Every record should be written out exactly, please.

=-=-=-=-=

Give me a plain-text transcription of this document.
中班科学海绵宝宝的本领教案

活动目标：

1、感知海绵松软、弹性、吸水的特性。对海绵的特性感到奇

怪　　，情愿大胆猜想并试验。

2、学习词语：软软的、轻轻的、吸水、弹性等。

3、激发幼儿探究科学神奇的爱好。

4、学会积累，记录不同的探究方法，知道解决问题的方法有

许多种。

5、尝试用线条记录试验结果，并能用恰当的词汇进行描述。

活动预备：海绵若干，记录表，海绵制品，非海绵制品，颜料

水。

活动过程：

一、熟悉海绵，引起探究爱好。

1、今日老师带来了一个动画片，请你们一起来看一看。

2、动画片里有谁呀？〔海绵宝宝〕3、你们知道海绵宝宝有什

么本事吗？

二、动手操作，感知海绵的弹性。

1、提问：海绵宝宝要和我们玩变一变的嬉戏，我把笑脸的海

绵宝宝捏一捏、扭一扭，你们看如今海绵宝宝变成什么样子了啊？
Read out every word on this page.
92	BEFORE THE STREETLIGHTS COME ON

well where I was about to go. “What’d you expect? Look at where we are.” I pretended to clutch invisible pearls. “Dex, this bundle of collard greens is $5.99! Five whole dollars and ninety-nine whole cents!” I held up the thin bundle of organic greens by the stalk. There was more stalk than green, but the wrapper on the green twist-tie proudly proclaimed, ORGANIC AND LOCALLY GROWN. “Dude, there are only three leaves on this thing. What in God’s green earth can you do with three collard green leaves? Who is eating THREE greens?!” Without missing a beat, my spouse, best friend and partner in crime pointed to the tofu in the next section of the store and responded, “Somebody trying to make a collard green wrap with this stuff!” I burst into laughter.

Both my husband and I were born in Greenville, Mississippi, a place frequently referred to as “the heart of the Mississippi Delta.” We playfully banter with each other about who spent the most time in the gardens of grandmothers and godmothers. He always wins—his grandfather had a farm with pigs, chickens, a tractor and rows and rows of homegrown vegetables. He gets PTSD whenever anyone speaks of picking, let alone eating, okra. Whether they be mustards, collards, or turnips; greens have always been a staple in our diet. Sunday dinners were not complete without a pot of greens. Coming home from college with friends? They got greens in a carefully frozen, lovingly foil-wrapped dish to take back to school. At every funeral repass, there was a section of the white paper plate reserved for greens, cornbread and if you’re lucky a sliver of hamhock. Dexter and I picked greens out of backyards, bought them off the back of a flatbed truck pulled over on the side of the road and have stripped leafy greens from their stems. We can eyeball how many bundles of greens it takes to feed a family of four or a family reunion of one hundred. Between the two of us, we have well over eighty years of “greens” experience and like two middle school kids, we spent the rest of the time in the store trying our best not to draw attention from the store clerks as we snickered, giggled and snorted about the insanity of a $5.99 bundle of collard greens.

=-=-=-=-=

Correct result:
Give me a plain-text transcription of this document.
中班科学海绵宝宝的本领教案

活动目标：

1、感知海绵松软、弹性、吸水的特性。对海绵的特性感到奇

怪　　，情愿大胆猜想并试验。

2、学习词语：软软的、轻轻的、吸水、弹性等。

3、激发幼儿探究科学神奇的爱好。

4、学会积累，记录不同的探究方法，知道解决问题的方法有

许多种。

5、尝试用线条记录试验结果，并能用恰当的词汇进行描述。

活动预备：海绵若干，记录表，海绵制品，非海绵制品，颜料

水。

活动过程：

一、熟悉海绵，引起探究爱好。

1、今日老师带来了一个动画片，请你们一起来看一看。

2、动画片里有谁呀？〔海绵宝宝〕3、你们知道海绵宝宝有什

么本事吗？

二、动手操作，感知海绵的弹性。

1、提问：海绵宝宝要和我们玩变一变的嬉戏，我把笑脸的海

绵宝宝捏一捏、扭一扭，你们看如今海绵宝宝变成什么样子了啊？
Read out every word on this page.
92	BEFORE THE STREETLIGHTS COME ON

well where I was about to go. “What’d you expect? Look at where we are.” I pretended to clutch invisible pearls. “Dex, this bundle of collard greens is $5.99! Five whole dollars and ninety-nine whole cents!” I held up the thin bundle of organic greens by the stalk. There was more stalk than green, but the wrapper on the green twist-tie proudly proclaimed, ORGANIC AND LOCALLY GROWN. “Dude, there are only three leaves on this thing. What in God’s green earth can you do with three collard green leaves? Who is eating THREE greens?!” Without missing a beat, my spouse, best friend and partner in crime pointed to the tofu in the next section of the store and responded, “Somebody trying to make a collard green wrap with this stuff!” I burst into laughter.

Both my husband and I were born in Greenville, Mississippi, a place frequently referred to as “the heart of the Mississippi Delta.” We playfully banter with each other about who spent the most time in the gardens of grandmothers and godmothers. He always wins—his grandfather had a farm with pigs, chickens, a tractor and rows and rows of homegrown vegetables. He gets PTSD whenever anyone speaks of picking, let alone eating, okra. Whether they be mustards, collards, or turnips; greens have always been a staple in our diet. Sunday dinners were not complete without a pot of greens. Coming home from college with friends? They got greens in a carefully frozen, lovingly foil-wrapped dish to take back to school. At every funeral repass, there was a section of the white paper plate reserved for greens, cornbread and if you’re lucky a sliver of hamhock. Dexter and I picked greens out of backyards, bought them off the back of a flatbed truck pulled over on the side of the road and have stripped leafy greens from their stems. We can eyeball how many bundles of greens it takes to feed a family of four or a family reunion of one hundred. Between the two of us, we have well over eighty years of “greens” experience and like two middle school kids, we spent the rest of the time in the store trying our best not to draw attention from the store clerks as we snickered, giggled and snorted about the insanity of a $5.99 bundle of collard greens.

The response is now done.